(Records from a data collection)
▬▬▬

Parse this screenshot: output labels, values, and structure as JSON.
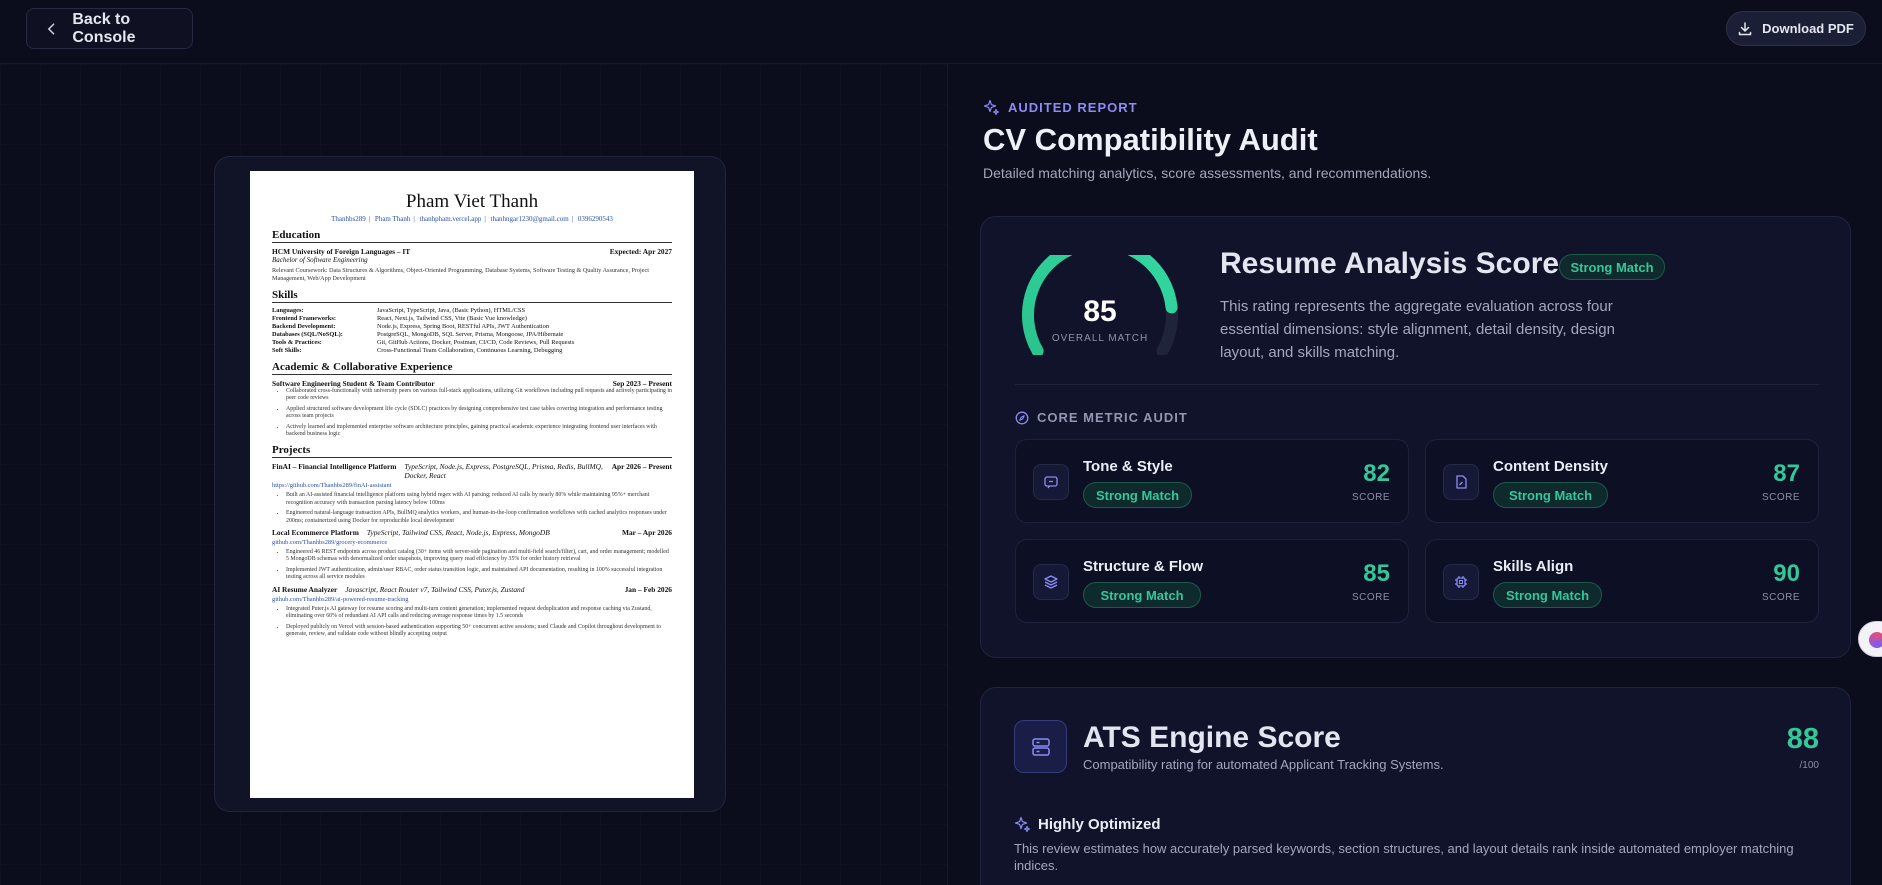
{
  "topbar": {
    "back_label": "Back to Console",
    "download_label": "Download PDF"
  },
  "resume": {
    "name": "Pham Viet Thanh",
    "contacts": [
      "Thanhbs289",
      "Pham Thanh",
      "thanhpham.vercel.app",
      "thanhngar1230@gmail.com",
      "0396290543"
    ],
    "education_heading": "Education",
    "school": "HCM University of Foreign Languages – IT",
    "school_date": "Expected: Apr 2027",
    "degree": "Bachelor of Software Engineering",
    "coursework": "Relevant Coursework: Data Structures & Algorithms, Object-Oriented Programming, Database Systems, Software Testing & Quality Assurance, Project Management, Web/App Development",
    "skills_heading": "Skills",
    "skills": [
      {
        "k": "Languages:",
        "v": "JavaScript, TypeScript, Java, (Basic Python), HTML/CSS"
      },
      {
        "k": "Frontend Frameworks:",
        "v": "React, Next.js, Tailwind CSS, Vite (Basic Vue knowledge)"
      },
      {
        "k": "Backend Development:",
        "v": "Node.js, Express, Spring Boot, RESTful APIs, JWT Authentication"
      },
      {
        "k": "Databases (SQL/NoSQL):",
        "v": "PostgreSQL, MongoDB, SQL Server, Prisma, Mongoose, JPA/Hibernate"
      },
      {
        "k": "Tools & Practices:",
        "v": "Git, GitHub Actions, Docker, Postman, CI/CD, Code Reviews, Pull Requests"
      },
      {
        "k": "Soft Skills:",
        "v": "Cross-Functional Team Collaboration, Continuous Learning, Debugging"
      }
    ],
    "experience_heading": "Academic & Collaborative Experience",
    "role": "Software Engineering Student & Team Contributor",
    "role_date": "Sep 2023 – Present",
    "role_bullets": [
      "Collaborated cross-functionally with university peers on various full-stack applications, utilizing Git workflows including pull requests and actively participating in peer code reviews",
      "Applied structured software development life cycle (SDLC) practices by designing comprehensive test case tables covering integration and performance testing across team projects",
      "Actively learned and implemented enterprise software architecture principles, gaining practical academic experience integrating frontend user interfaces with backend business logic"
    ],
    "projects_heading": "Projects",
    "projects": [
      {
        "name": "FinAI – Financial Intelligence Platform",
        "tech": "TypeScript, Node.js, Express, PostgreSQL, Prisma, Redis, BullMQ, Docker, React",
        "date": "Apr 2026 – Present",
        "link": "https://github.com/Thanhbs289/finAI-assistant",
        "bullets": [
          "Built an AI-assisted financial intelligence platform using hybrid regex with AI parsing; reduced AI calls by nearly 80% while maintaining 95%+ merchant recognition accuracy with transaction parsing latency below 100ms",
          "Engineered natural-language transaction APIs, BullMQ analytics workers, and human-in-the-loop confirmation workflows with cached analytics responses under 200ms; containerized using Docker for reproducible local development"
        ]
      },
      {
        "name": "Local Ecommerce Platform",
        "tech": "TypeScript, Tailwind CSS, React, Node.js, Express, MongoDB",
        "date": "Mar – Apr 2026",
        "link": "github.com/Thanhbs289/grocery-ecommerce",
        "bullets": [
          "Engineered 46 REST endpoints across product catalog (30+ items with server-side pagination and multi-field search/filter), cart, and order management; modelled 5 MongoDB schemas with denormalized order snapshots, improving query read efficiency by 35% for order history retrieval",
          "Implemented JWT authentication, admin/user RBAC, order status transition logic, and maintained API documentation, resulting in 100% successful integration testing across all service modules"
        ]
      },
      {
        "name": "AI Resume Analyzer",
        "tech": "Javascript, React Router v7, Tailwind CSS, Puter.js, Zustand",
        "date": "Jan – Feb 2026",
        "link": "github.com/Thanhbs289/ai-powered-resume-tracking",
        "bullets": [
          "Integrated Puter.js AI gateway for resume scoring and multi-turn content generation; implemented request deduplication and response caching via Zustand, eliminating over 60% of redundant AI API calls and reducing average response times by 1.5 seconds",
          "Deployed publicly on Vercel with session-based authentication supporting 50+ concurrent active sessions; used Claude and Copilot throughout development to generate, review, and validate code without blindly accepting output"
        ]
      }
    ]
  },
  "report": {
    "eyebrow": "AUDITED REPORT",
    "title": "CV Compatibility Audit",
    "subtitle": "Detailed matching analytics, score assessments, and recommendations."
  },
  "analysis": {
    "score": "85",
    "score_fraction": 0.85,
    "score_label": "OVERALL MATCH",
    "title": "Resume Analysis Score",
    "badge": "Strong Match",
    "description": "This rating represents the aggregate evaluation across four essential dimensions: style alignment, detail density, design layout, and skills matching.",
    "core_label": "CORE METRIC AUDIT",
    "metrics": [
      {
        "name": "Tone & Style",
        "badge": "Strong Match",
        "score": "82",
        "unit": "SCORE",
        "icon": "chat-icon"
      },
      {
        "name": "Content Density",
        "badge": "Strong Match",
        "score": "87",
        "unit": "SCORE",
        "icon": "document-icon"
      },
      {
        "name": "Structure & Flow",
        "badge": "Strong Match",
        "score": "85",
        "unit": "SCORE",
        "icon": "layers-icon"
      },
      {
        "name": "Skills Align",
        "badge": "Strong Match",
        "score": "90",
        "unit": "SCORE",
        "icon": "chip-icon"
      }
    ]
  },
  "ats": {
    "title": "ATS Engine Score",
    "subtitle": "Compatibility rating for automated Applicant Tracking Systems.",
    "score": "88",
    "unit": "/100",
    "status": "Highly Optimized",
    "description": "This review estimates how accurately parsed keywords, section structures, and layout details rank inside automated employer matching indices."
  },
  "colors": {
    "accent_green": "#34c79a",
    "accent_purple": "#8b8cf5",
    "background": "#0b0c1c"
  }
}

▬▬▬

YOUR GOAL:
Copy the material above exactly and drop the pictures.

COMPLETE ANSWER:
Parse this screenshot: output labels, values, and structure as JSON.
{
  "topbar": {
    "back_label": "Back to Console",
    "download_label": "Download PDF"
  },
  "resume": {
    "name": "Pham Viet Thanh",
    "contacts": [
      "Thanhbs289",
      "Pham Thanh",
      "thanhpham.vercel.app",
      "thanhngar1230@gmail.com",
      "0396290543"
    ],
    "education_heading": "Education",
    "school": "HCM University of Foreign Languages – IT",
    "school_date": "Expected: Apr 2027",
    "degree": "Bachelor of Software Engineering",
    "coursework": "Relevant Coursework: Data Structures & Algorithms, Object-Oriented Programming, Database Systems, Software Testing & Quality Assurance, Project Management, Web/App Development",
    "skills_heading": "Skills",
    "skills": [
      {
        "k": "Languages:",
        "v": "JavaScript, TypeScript, Java, (Basic Python), HTML/CSS"
      },
      {
        "k": "Frontend Frameworks:",
        "v": "React, Next.js, Tailwind CSS, Vite (Basic Vue knowledge)"
      },
      {
        "k": "Backend Development:",
        "v": "Node.js, Express, Spring Boot, RESTful APIs, JWT Authentication"
      },
      {
        "k": "Databases (SQL/NoSQL):",
        "v": "PostgreSQL, MongoDB, SQL Server, Prisma, Mongoose, JPA/Hibernate"
      },
      {
        "k": "Tools & Practices:",
        "v": "Git, GitHub Actions, Docker, Postman, CI/CD, Code Reviews, Pull Requests"
      },
      {
        "k": "Soft Skills:",
        "v": "Cross-Functional Team Collaboration, Continuous Learning, Debugging"
      }
    ],
    "experience_heading": "Academic & Collaborative Experience",
    "role": "Software Engineering Student & Team Contributor",
    "role_date": "Sep 2023 – Present",
    "role_bullets": [
      "Collaborated cross-functionally with university peers on various full-stack applications, utilizing Git workflows including pull requests and actively participating in peer code reviews",
      "Applied structured software development life cycle (SDLC) practices by designing comprehensive test case tables covering integration and performance testing across team projects",
      "Actively learned and implemented enterprise software architecture principles, gaining practical academic experience integrating frontend user interfaces with backend business logic"
    ],
    "projects_heading": "Projects",
    "projects": [
      {
        "name": "FinAI – Financial Intelligence Platform",
        "tech": "TypeScript, Node.js, Express, PostgreSQL, Prisma, Redis, BullMQ, Docker, React",
        "date": "Apr 2026 – Present",
        "link": "https://github.com/Thanhbs289/finAI-assistant",
        "bullets": [
          "Built an AI-assisted financial intelligence platform using hybrid regex with AI parsing; reduced AI calls by nearly 80% while maintaining 95%+ merchant recognition accuracy with transaction parsing latency below 100ms",
          "Engineered natural-language transaction APIs, BullMQ analytics workers, and human-in-the-loop confirmation workflows with cached analytics responses under 200ms; containerized using Docker for reproducible local development"
        ]
      },
      {
        "name": "Local Ecommerce Platform",
        "tech": "TypeScript, Tailwind CSS, React, Node.js, Express, MongoDB",
        "date": "Mar – Apr 2026",
        "link": "github.com/Thanhbs289/grocery-ecommerce",
        "bullets": [
          "Engineered 46 REST endpoints across product catalog (30+ items with server-side pagination and multi-field search/filter), cart, and order management; modelled 5 MongoDB schemas with denormalized order snapshots, improving query read efficiency by 35% for order history retrieval",
          "Implemented JWT authentication, admin/user RBAC, order status transition logic, and maintained API documentation, resulting in 100% successful integration testing across all service modules"
        ]
      },
      {
        "name": "AI Resume Analyzer",
        "tech": "Javascript, React Router v7, Tailwind CSS, Puter.js, Zustand",
        "date": "Jan – Feb 2026",
        "link": "github.com/Thanhbs289/ai-powered-resume-tracking",
        "bullets": [
          "Integrated Puter.js AI gateway for resume scoring and multi-turn content generation; implemented request deduplication and response caching via Zustand, eliminating over 60% of redundant AI API calls and reducing average response times by 1.5 seconds",
          "Deployed publicly on Vercel with session-based authentication supporting 50+ concurrent active sessions; used Claude and Copilot throughout development to generate, review, and validate code without blindly accepting output"
        ]
      }
    ]
  },
  "report": {
    "eyebrow": "AUDITED REPORT",
    "title": "CV Compatibility Audit",
    "subtitle": "Detailed matching analytics, score assessments, and recommendations."
  },
  "analysis": {
    "score": "85",
    "score_fraction": 0.85,
    "score_label": "OVERALL MATCH",
    "title": "Resume Analysis Score",
    "badge": "Strong Match",
    "description": "This rating represents the aggregate evaluation across four essential dimensions: style alignment, detail density, design layout, and skills matching.",
    "core_label": "CORE METRIC AUDIT",
    "metrics": [
      {
        "name": "Tone & Style",
        "badge": "Strong Match",
        "score": "82",
        "unit": "SCORE",
        "icon": "chat-icon"
      },
      {
        "name": "Content Density",
        "badge": "Strong Match",
        "score": "87",
        "unit": "SCORE",
        "icon": "document-icon"
      },
      {
        "name": "Structure & Flow",
        "badge": "Strong Match",
        "score": "85",
        "unit": "SCORE",
        "icon": "layers-icon"
      },
      {
        "name": "Skills Align",
        "badge": "Strong Match",
        "score": "90",
        "unit": "SCORE",
        "icon": "chip-icon"
      }
    ]
  },
  "ats": {
    "title": "ATS Engine Score",
    "subtitle": "Compatibility rating for automated Applicant Tracking Systems.",
    "score": "88",
    "unit": "/100",
    "status": "Highly Optimized",
    "description": "This review estimates how accurately parsed keywords, section structures, and layout details rank inside automated employer matching indices."
  },
  "colors": {
    "accent_green": "#34c79a",
    "accent_purple": "#8b8cf5",
    "background": "#0b0c1c"
  }
}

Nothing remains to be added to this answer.